Would you quote every entry exactly, dropping only the pictures?
## begin Given data
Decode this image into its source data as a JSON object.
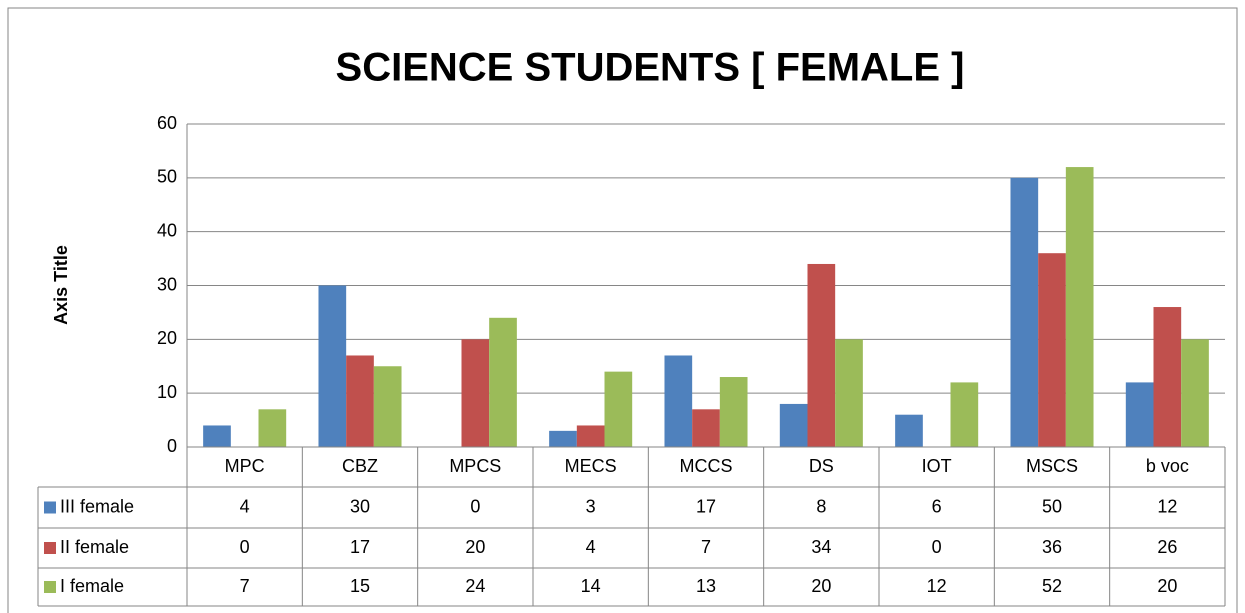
{
  "chart_data": {
    "type": "bar",
    "title": "SCIENCE STUDENTS [ FEMALE ]",
    "y_label": "Axis Title",
    "categories": [
      "MPC",
      "CBZ",
      "MPCS",
      "MECS",
      "MCCS",
      "DS",
      "IOT",
      "MSCS",
      "b voc"
    ],
    "series": [
      {
        "name": "III female",
        "color": "#4f81bd",
        "values": [
          4,
          30,
          0,
          3,
          17,
          8,
          6,
          50,
          12
        ]
      },
      {
        "name": "II female",
        "color": "#c0504d",
        "values": [
          0,
          17,
          20,
          4,
          7,
          34,
          0,
          36,
          26
        ]
      },
      {
        "name": "I female",
        "color": "#9bbb59",
        "values": [
          7,
          15,
          24,
          14,
          13,
          20,
          12,
          52,
          20
        ]
      }
    ],
    "ylim": [
      0,
      60
    ],
    "yticks": [
      0,
      10,
      20,
      30,
      40,
      50,
      60
    ],
    "grid": true,
    "data_table": true
  }
}
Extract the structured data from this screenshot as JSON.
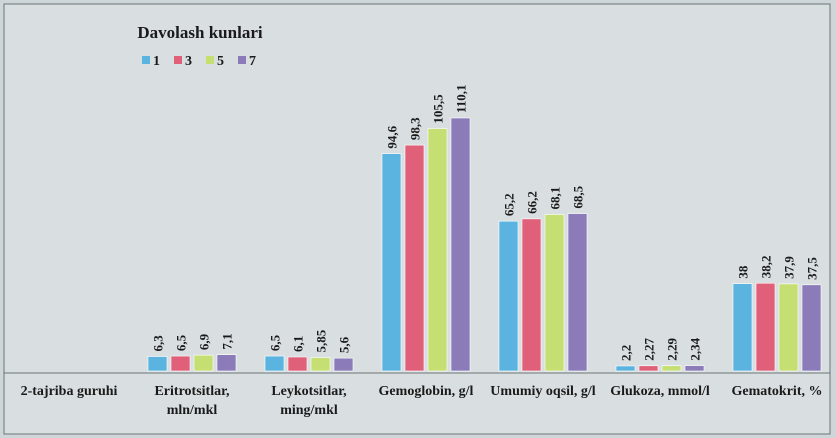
{
  "chart_data": {
    "type": "bar",
    "group_label": "2-tajriba guruhi",
    "legend_title": "Davolash kunlari",
    "legend_position": "top-left",
    "categories": [
      "Eritrotsitlar, mln/mkl",
      "Leykotsitlar, ming/mkl",
      "Gemoglobin, g/l",
      "Umumiy oqsil, g/l",
      "Glukoza, mmol/l",
      "Gematokrit, %"
    ],
    "series": [
      {
        "name": "1",
        "color": "#5bb3df",
        "values": [
          6.3,
          6.5,
          94.6,
          65.2,
          2.2,
          38
        ],
        "value_labels": [
          "6,3",
          "6,5",
          "94,6",
          "65,2",
          "2,2",
          "38"
        ]
      },
      {
        "name": "3",
        "color": "#e0607a",
        "values": [
          6.5,
          6.1,
          98.3,
          66.2,
          2.27,
          38.2
        ],
        "value_labels": [
          "6,5",
          "6,1",
          "98,3",
          "66,2",
          "2,27",
          "38,2"
        ]
      },
      {
        "name": "5",
        "color": "#c6df72",
        "values": [
          6.9,
          5.85,
          105.5,
          68.1,
          2.29,
          37.9
        ],
        "value_labels": [
          "6,9",
          "5,85",
          "105,5",
          "68,1",
          "2,29",
          "37,9"
        ]
      },
      {
        "name": "7",
        "color": "#8b7bb8",
        "values": [
          7.1,
          5.6,
          110.1,
          68.5,
          2.34,
          37.5
        ],
        "value_labels": [
          "7,1",
          "5,6",
          "110,1",
          "68,5",
          "2,34",
          "37,5"
        ]
      }
    ]
  }
}
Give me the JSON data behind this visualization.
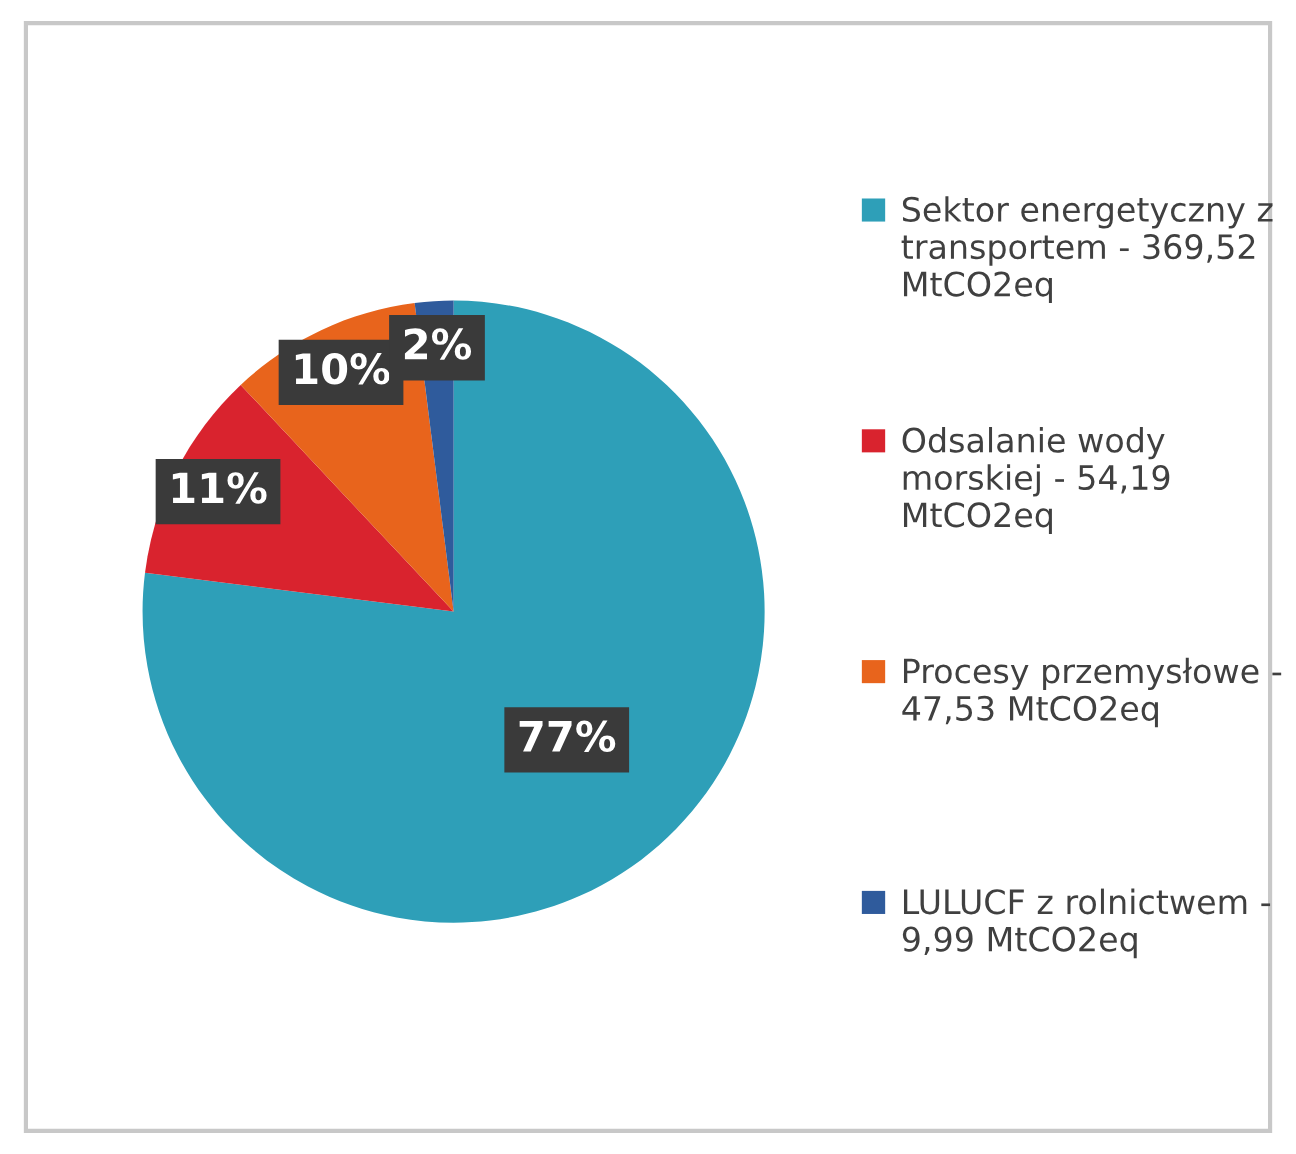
{
  "chart_data": {
    "type": "pie",
    "categories": [
      "Sektor energetyczny z transportem - 369,52 MtCO2eq",
      "Odsalanie wody morskiej - 54,19 MtCO2eq",
      "Procesy przemysłowe - 47,53 MtCO2eq",
      "LULUCF z rolnictwem - 9,99 MtCO2eq"
    ],
    "values": [
      77,
      11,
      10,
      2
    ],
    "colors": [
      "#2e9fb8",
      "#d9232e",
      "#e8641c",
      "#2f5b9c"
    ],
    "value_labels": [
      "77%",
      "11%",
      "10%",
      "2%"
    ],
    "legend": "right"
  }
}
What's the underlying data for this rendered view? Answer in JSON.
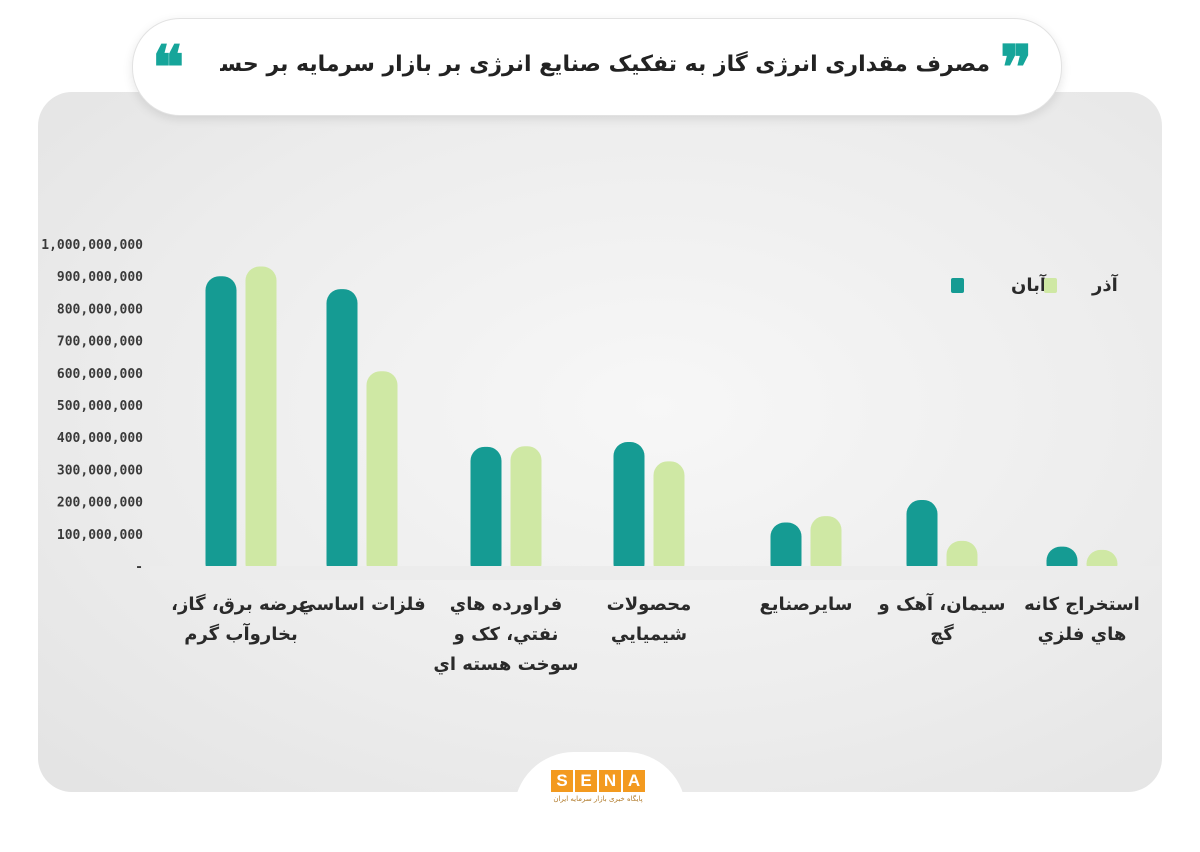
{
  "header": {
    "title": "مصرف مقداری انرژی گاز به تفکیک صنایع انرژی بر بازار سرمایه بر حسب متر مکعب",
    "quote_left": "❝",
    "quote_right": "❞"
  },
  "logo": {
    "letters": [
      "S",
      "E",
      "N",
      "A"
    ],
    "tagline": "پایگاه خبری بازار سرمایه ایران"
  },
  "colors": {
    "aban": "#159b93",
    "azar": "#cfe8a4",
    "accent": "#16a59a",
    "brand": "#f39a1f"
  },
  "chart_data": {
    "type": "bar",
    "title": "مصرف مقداری انرژی گاز به تفکیک صنایع انرژی بر بازار سرمایه بر حسب متر مکعب",
    "xlabel": "",
    "ylabel": "",
    "ylim": [
      0,
      1000000000
    ],
    "grid": false,
    "legend_position": "top-right",
    "yticks": [
      "1,000,000,000",
      "900,000,000",
      "800,000,000",
      "700,000,000",
      "600,000,000",
      "500,000,000",
      "400,000,000",
      "300,000,000",
      "200,000,000",
      "100,000,000",
      "-"
    ],
    "categories": [
      [
        "عرضه برق، گاز،",
        "بخاروآب گرم"
      ],
      [
        "فلزات اساسي"
      ],
      [
        "فراورده هاي",
        "نفتي، کک و",
        "سوخت هسته اي"
      ],
      [
        "محصولات",
        "شيميايي"
      ],
      [
        "سايرصنايع"
      ],
      [
        "سيمان، آهک و",
        "گچ"
      ],
      [
        "استخراج کانه",
        "هاي فلزي"
      ]
    ],
    "series": [
      {
        "name": "آبان",
        "values": [
          900000000,
          860000000,
          370000000,
          385000000,
          135000000,
          205000000,
          60000000
        ]
      },
      {
        "name": "آذر",
        "values": [
          930000000,
          605000000,
          372000000,
          325000000,
          155000000,
          78000000,
          50000000
        ]
      }
    ]
  }
}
## end Given data
▶ [Reply to the task]
Decode this image into its source data as a JSON object.
{
  "chart_data": {
    "type": "bar",
    "title": "SCIENCE STUDENTS [ FEMALE ]",
    "y_label": "Axis Title",
    "categories": [
      "MPC",
      "CBZ",
      "MPCS",
      "MECS",
      "MCCS",
      "DS",
      "IOT",
      "MSCS",
      "b voc"
    ],
    "series": [
      {
        "name": "III female",
        "color": "#4f81bd",
        "values": [
          4,
          30,
          0,
          3,
          17,
          8,
          6,
          50,
          12
        ]
      },
      {
        "name": "II female",
        "color": "#c0504d",
        "values": [
          0,
          17,
          20,
          4,
          7,
          34,
          0,
          36,
          26
        ]
      },
      {
        "name": "I female",
        "color": "#9bbb59",
        "values": [
          7,
          15,
          24,
          14,
          13,
          20,
          12,
          52,
          20
        ]
      }
    ],
    "ylim": [
      0,
      60
    ],
    "yticks": [
      0,
      10,
      20,
      30,
      40,
      50,
      60
    ],
    "grid": true,
    "data_table": true
  }
}
Extract the structured data from this screenshot as JSON.
{
  "chart_data": {
    "type": "bar",
    "group_label": "2-tajriba guruhi",
    "legend_title": "Davolash kunlari",
    "legend_position": "top-left",
    "categories": [
      "Eritrotsitlar, mln/mkl",
      "Leykotsitlar, ming/mkl",
      "Gemoglobin, g/l",
      "Umumiy oqsil, g/l",
      "Glukoza, mmol/l",
      "Gematokrit, %"
    ],
    "series": [
      {
        "name": "1",
        "color": "#5bb3df",
        "values": [
          6.3,
          6.5,
          94.6,
          65.2,
          2.2,
          38
        ],
        "value_labels": [
          "6,3",
          "6,5",
          "94,6",
          "65,2",
          "2,2",
          "38"
        ]
      },
      {
        "name": "3",
        "color": "#e0607a",
        "values": [
          6.5,
          6.1,
          98.3,
          66.2,
          2.27,
          38.2
        ],
        "value_labels": [
          "6,5",
          "6,1",
          "98,3",
          "66,2",
          "2,27",
          "38,2"
        ]
      },
      {
        "name": "5",
        "color": "#c6df72",
        "values": [
          6.9,
          5.85,
          105.5,
          68.1,
          2.29,
          37.9
        ],
        "value_labels": [
          "6,9",
          "5,85",
          "105,5",
          "68,1",
          "2,29",
          "37,9"
        ]
      },
      {
        "name": "7",
        "color": "#8b7bb8",
        "values": [
          7.1,
          5.6,
          110.1,
          68.5,
          2.34,
          37.5
        ],
        "value_labels": [
          "7,1",
          "5,6",
          "110,1",
          "68,5",
          "2,34",
          "37,5"
        ]
      }
    ]
  }
}
Give me the JSON data behind this visualization.
{
  "chart_data": {
    "type": "pie",
    "categories": [
      "Sektor energetyczny z transportem - 369,52 MtCO2eq",
      "Odsalanie wody morskiej - 54,19 MtCO2eq",
      "Procesy przemysłowe - 47,53 MtCO2eq",
      "LULUCF z rolnictwem - 9,99 MtCO2eq"
    ],
    "values": [
      77,
      11,
      10,
      2
    ],
    "colors": [
      "#2e9fb8",
      "#d9232e",
      "#e8641c",
      "#2f5b9c"
    ],
    "value_labels": [
      "77%",
      "11%",
      "10%",
      "2%"
    ],
    "legend": "right"
  }
}
What's the underlying data for this rendered view? Answer in JSON.
{
  "header": {
    "title": "مصرف مقداری انرژی گاز به تفکیک صنایع انرژی بر بازار سرمایه بر حسب متر مکعب",
    "quote_left": "❝",
    "quote_right": "❞"
  },
  "logo": {
    "letters": [
      "S",
      "E",
      "N",
      "A"
    ],
    "tagline": "پایگاه خبری بازار سرمایه ایران"
  },
  "colors": {
    "aban": "#159b93",
    "azar": "#cfe8a4",
    "accent": "#16a59a",
    "brand": "#f39a1f"
  },
  "chart_data": {
    "type": "bar",
    "title": "مصرف مقداری انرژی گاز به تفکیک صنایع انرژی بر بازار سرمایه بر حسب متر مکعب",
    "xlabel": "",
    "ylabel": "",
    "ylim": [
      0,
      1000000000
    ],
    "grid": false,
    "legend_position": "top-right",
    "yticks": [
      "1,000,000,000",
      "900,000,000",
      "800,000,000",
      "700,000,000",
      "600,000,000",
      "500,000,000",
      "400,000,000",
      "300,000,000",
      "200,000,000",
      "100,000,000",
      "-"
    ],
    "categories": [
      [
        "عرضه برق، گاز،",
        "بخاروآب گرم"
      ],
      [
        "فلزات اساسي"
      ],
      [
        "فراورده هاي",
        "نفتي، کک و",
        "سوخت هسته اي"
      ],
      [
        "محصولات",
        "شيميايي"
      ],
      [
        "سايرصنايع"
      ],
      [
        "سيمان، آهک و",
        "گچ"
      ],
      [
        "استخراج کانه",
        "هاي فلزي"
      ]
    ],
    "series": [
      {
        "name": "آبان",
        "values": [
          900000000,
          860000000,
          370000000,
          385000000,
          135000000,
          205000000,
          60000000
        ]
      },
      {
        "name": "آذر",
        "values": [
          930000000,
          605000000,
          372000000,
          325000000,
          155000000,
          78000000,
          50000000
        ]
      }
    ]
  }
}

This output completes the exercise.